** Exercise directions **
Go through the entries below and collect each line with the string "manis" in it.

--------------------------------------------------

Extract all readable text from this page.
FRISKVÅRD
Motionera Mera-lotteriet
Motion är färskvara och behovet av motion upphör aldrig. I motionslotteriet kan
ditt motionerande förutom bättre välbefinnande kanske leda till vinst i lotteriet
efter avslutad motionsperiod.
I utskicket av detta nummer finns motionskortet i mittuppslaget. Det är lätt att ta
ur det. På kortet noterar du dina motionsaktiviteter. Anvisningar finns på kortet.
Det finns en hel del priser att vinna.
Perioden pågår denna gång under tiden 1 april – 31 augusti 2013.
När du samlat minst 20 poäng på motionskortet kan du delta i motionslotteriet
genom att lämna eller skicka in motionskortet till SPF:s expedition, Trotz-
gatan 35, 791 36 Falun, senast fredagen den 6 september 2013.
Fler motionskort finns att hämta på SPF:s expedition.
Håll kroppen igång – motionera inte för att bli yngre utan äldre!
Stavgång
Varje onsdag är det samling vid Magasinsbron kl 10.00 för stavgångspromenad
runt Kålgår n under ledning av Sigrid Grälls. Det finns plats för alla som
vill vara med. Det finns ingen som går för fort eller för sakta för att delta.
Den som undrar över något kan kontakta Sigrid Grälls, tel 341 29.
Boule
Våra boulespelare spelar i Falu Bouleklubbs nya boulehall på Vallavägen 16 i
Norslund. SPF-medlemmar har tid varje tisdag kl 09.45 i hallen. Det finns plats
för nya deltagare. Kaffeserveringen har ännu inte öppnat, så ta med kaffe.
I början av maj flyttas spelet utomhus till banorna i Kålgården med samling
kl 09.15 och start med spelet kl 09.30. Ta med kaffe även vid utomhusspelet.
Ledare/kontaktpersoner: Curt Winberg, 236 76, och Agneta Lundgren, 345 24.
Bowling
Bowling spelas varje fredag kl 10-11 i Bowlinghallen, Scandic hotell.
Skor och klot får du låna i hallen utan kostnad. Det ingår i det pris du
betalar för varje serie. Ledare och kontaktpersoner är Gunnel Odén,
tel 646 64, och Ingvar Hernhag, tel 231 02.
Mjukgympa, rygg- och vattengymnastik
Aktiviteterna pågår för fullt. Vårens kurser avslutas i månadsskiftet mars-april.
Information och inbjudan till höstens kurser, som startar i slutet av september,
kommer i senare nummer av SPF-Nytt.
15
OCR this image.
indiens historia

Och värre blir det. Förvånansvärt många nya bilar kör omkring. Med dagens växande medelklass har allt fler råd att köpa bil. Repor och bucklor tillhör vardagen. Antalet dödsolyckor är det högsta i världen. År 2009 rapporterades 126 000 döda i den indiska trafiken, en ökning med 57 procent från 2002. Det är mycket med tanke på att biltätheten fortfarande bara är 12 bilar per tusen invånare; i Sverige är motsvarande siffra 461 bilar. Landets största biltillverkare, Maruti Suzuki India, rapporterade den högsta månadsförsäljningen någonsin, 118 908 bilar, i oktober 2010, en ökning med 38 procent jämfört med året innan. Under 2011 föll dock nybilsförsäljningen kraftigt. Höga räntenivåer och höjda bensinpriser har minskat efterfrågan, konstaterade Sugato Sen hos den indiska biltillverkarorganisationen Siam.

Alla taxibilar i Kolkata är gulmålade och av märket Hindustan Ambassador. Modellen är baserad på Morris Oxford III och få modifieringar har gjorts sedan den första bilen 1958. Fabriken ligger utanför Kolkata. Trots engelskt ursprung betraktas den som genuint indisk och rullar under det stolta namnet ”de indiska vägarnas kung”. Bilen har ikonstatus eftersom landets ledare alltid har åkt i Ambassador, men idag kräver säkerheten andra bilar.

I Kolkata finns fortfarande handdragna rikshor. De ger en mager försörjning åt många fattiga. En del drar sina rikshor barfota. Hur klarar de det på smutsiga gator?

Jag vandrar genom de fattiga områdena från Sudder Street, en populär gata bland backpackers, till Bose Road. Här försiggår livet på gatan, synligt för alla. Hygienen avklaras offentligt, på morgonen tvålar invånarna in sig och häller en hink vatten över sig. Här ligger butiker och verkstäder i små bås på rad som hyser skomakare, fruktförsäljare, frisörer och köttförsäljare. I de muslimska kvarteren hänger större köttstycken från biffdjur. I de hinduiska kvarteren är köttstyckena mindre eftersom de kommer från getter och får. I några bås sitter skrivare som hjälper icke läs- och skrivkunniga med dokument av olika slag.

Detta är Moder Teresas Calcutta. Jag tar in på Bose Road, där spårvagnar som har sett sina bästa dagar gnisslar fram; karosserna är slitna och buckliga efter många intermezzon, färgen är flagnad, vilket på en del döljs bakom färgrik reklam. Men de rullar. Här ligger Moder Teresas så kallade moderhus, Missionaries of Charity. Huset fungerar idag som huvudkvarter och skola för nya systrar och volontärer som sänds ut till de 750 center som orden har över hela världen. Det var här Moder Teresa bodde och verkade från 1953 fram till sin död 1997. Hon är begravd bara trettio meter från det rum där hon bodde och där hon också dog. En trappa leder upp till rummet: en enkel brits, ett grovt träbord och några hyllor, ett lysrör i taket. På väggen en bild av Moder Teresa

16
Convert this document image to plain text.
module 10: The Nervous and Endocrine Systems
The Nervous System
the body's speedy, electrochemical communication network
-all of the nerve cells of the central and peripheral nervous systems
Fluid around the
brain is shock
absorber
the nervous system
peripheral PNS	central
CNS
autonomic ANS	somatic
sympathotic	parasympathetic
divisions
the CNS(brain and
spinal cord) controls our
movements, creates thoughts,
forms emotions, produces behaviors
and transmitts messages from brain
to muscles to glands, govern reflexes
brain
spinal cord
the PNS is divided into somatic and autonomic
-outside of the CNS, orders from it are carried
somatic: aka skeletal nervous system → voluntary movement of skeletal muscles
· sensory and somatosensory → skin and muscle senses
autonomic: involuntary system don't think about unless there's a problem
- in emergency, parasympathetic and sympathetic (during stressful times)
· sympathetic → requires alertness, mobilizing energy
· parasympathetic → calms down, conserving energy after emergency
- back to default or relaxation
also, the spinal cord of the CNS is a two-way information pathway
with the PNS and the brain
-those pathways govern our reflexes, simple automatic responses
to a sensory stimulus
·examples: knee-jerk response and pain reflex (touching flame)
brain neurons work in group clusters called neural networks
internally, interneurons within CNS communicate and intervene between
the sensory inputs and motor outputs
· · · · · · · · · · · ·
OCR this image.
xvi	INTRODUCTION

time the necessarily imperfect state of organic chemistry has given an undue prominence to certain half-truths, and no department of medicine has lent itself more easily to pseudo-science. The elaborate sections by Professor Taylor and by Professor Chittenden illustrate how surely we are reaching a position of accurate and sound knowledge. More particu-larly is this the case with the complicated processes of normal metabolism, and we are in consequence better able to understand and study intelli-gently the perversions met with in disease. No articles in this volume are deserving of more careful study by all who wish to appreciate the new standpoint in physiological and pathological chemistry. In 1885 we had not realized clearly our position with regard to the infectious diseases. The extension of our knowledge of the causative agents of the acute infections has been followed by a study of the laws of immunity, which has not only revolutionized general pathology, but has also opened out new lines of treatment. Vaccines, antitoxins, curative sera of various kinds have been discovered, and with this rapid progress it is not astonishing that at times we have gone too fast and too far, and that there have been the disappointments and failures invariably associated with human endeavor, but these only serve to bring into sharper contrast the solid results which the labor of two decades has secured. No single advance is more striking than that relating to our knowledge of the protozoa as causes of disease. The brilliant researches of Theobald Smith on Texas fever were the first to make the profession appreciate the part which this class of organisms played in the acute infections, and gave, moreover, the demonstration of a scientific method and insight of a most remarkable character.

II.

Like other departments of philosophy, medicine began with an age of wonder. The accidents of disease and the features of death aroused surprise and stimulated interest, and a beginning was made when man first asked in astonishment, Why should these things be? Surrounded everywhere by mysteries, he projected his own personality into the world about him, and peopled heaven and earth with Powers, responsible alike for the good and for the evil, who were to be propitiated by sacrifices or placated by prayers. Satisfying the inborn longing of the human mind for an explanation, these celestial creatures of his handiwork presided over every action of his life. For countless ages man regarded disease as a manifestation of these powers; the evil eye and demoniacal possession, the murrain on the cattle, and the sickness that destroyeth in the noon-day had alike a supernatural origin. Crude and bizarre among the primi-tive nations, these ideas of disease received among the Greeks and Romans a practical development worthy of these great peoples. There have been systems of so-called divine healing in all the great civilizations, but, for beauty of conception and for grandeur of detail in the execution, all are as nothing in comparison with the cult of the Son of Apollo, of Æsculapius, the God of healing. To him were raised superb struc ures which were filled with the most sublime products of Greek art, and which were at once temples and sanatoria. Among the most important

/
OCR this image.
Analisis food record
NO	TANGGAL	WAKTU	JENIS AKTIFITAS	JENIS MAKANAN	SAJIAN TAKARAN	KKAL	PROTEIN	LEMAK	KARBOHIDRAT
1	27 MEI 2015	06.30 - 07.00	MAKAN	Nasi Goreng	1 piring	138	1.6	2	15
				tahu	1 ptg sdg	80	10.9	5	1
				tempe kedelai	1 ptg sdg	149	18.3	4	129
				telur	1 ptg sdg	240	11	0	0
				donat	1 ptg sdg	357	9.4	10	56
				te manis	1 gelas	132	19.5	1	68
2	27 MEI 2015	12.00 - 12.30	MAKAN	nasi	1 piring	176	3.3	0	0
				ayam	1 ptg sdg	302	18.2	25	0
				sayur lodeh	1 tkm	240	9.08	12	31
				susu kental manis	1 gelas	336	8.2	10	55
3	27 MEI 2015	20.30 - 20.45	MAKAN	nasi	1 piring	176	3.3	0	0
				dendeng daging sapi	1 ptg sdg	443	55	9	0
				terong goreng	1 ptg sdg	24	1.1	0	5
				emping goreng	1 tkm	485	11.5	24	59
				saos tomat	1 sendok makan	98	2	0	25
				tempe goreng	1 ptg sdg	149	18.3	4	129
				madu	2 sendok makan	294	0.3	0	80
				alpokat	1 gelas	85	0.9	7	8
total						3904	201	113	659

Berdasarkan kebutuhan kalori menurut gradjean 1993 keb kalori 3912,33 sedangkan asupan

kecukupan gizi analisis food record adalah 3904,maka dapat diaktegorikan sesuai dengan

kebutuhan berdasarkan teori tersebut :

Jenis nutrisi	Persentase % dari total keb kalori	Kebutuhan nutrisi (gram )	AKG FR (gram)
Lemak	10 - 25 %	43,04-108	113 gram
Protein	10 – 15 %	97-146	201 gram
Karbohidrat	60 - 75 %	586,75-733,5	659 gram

--------------------------------------------------

** Written response **
				te manis	1 gelas	132	19.5	1	68
				susu kental manis	1 gelas	336	8.2	10	55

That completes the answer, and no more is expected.